'''

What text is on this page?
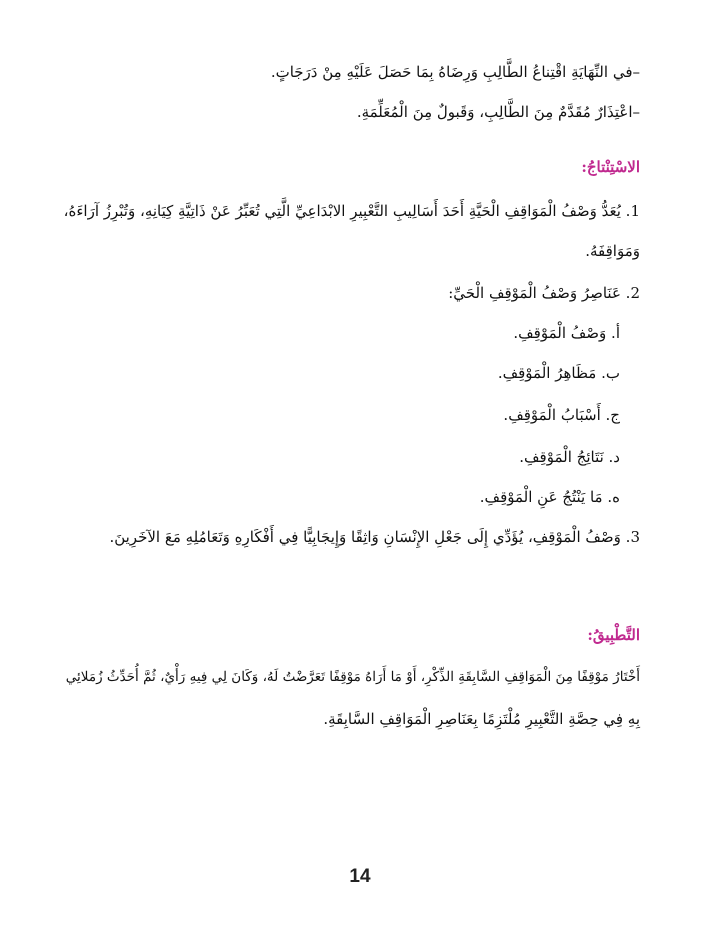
–في النِّهَايَةِ اقْتِناعُ الطَّالِبِ وَرِضَاهُ بِمَا حَصَلَ عَلَيْهِ مِنْ دَرَجَاتٍ.
–اعْتِذَارٌ مُقَدَّمٌ مِنَ الطَّالِبِ، وَقَبولٌ مِنَ الْمُعَلِّمَةِ.
الاسْتِنْتاجُ:
1. يُعَدُّ وَصْفُ الْمَوَاقِفِ الْحَيَّةِ أَحَدَ أَسَالِيبِ التَّعْبِيرِ الابْدَاعِيِّ الَّتِي تُعَبِّرُ عَنْ ذَاتِيَّةِ كِيَانِهِ، وَتُبْرِزُ آرَاءَهُ،
وَمَوَاقِفَهُ.
2. عَنَاصِرُ وَصْفُ الْمَوْقِفِ الْحَيِّ:
أ. وَصْفُ الْمَوْقِفِ.
ب. مَظَاهِرُ الْمَوْقِفِ.
ج. أَسْبَابُ الْمَوْقِفِ.
د. نَتَائِجُ الْمَوْقِفِ.
ه. مَا يَنْتُجُ عَنِ الْمَوْقِفِ.
3. وَصْفُ الْمَوْقِفِ، يُؤَدِّي إِلَى جَعْلِ الإِنْسَانِ وَاثِقًا وَإِيجَابِيًّا فِي أَفْكَارِهِ وَتَعَامُلِهِ مَعَ الآخَرِينَ.
التَّطْبِيقُ:
أَخْتَارُ مَوْقِفًا مِنَ الْمَوَاقِفِ السَّابِقَةِ الذِّكْرِ، أَوْ مَا أَرَاهُ مَوْقِفًا تَعَرَّضْتُ لَهُ، وَكَانَ لِي فِيهِ رَأْيٌ، ثُمَّ أُحَدِّثُ زُمَلائِي
بِهِ فِي حِصَّةِ التَّعْبِيرِ مُلْتَزِمًا بِعَنَاصِرِ الْمَوَاقِفِ السَّابِقَةِ.
14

'''

* **PROBLEM TO WORK ON**
Return the entries unchanged, save for the pictures, which do not belong in the copy.

* **RESULT OF THE EXERCISE**
What text is on this page?
–في النِّهَايَةِ اقْتِناعُ الطَّالِبِ وَرِضَاهُ بِمَا حَصَلَ عَلَيْهِ مِنْ دَرَجَاتٍ.
–اعْتِذَارٌ مُقَدَّمٌ مِنَ الطَّالِبِ، وَقَبولٌ مِنَ الْمُعَلِّمَةِ.
الاسْتِنْتاجُ:
1. يُعَدُّ وَصْفُ الْمَوَاقِفِ الْحَيَّةِ أَحَدَ أَسَالِيبِ التَّعْبِيرِ الابْدَاعِيِّ الَّتِي تُعَبِّرُ عَنْ ذَاتِيَّةِ كِيَانِهِ، وَتُبْرِزُ آرَاءَهُ،
وَمَوَاقِفَهُ.
2. عَنَاصِرُ وَصْفُ الْمَوْقِفِ الْحَيِّ:
أ. وَصْفُ الْمَوْقِفِ.
ب. مَظَاهِرُ الْمَوْقِفِ.
ج. أَسْبَابُ الْمَوْقِفِ.
د. نَتَائِجُ الْمَوْقِفِ.
ه. مَا يَنْتُجُ عَنِ الْمَوْقِفِ.
3. وَصْفُ الْمَوْقِفِ، يُؤَدِّي إِلَى جَعْلِ الإِنْسَانِ وَاثِقًا وَإِيجَابِيًّا فِي أَفْكَارِهِ وَتَعَامُلِهِ مَعَ الآخَرِينَ.
التَّطْبِيقُ:
أَخْتَارُ مَوْقِفًا مِنَ الْمَوَاقِفِ السَّابِقَةِ الذِّكْرِ، أَوْ مَا أَرَاهُ مَوْقِفًا تَعَرَّضْتُ لَهُ، وَكَانَ لِي فِيهِ رَأْيٌ، ثُمَّ أُحَدِّثُ زُمَلائِي
بِهِ فِي حِصَّةِ التَّعْبِيرِ مُلْتَزِمًا بِعَنَاصِرِ الْمَوَاقِفِ السَّابِقَةِ.
14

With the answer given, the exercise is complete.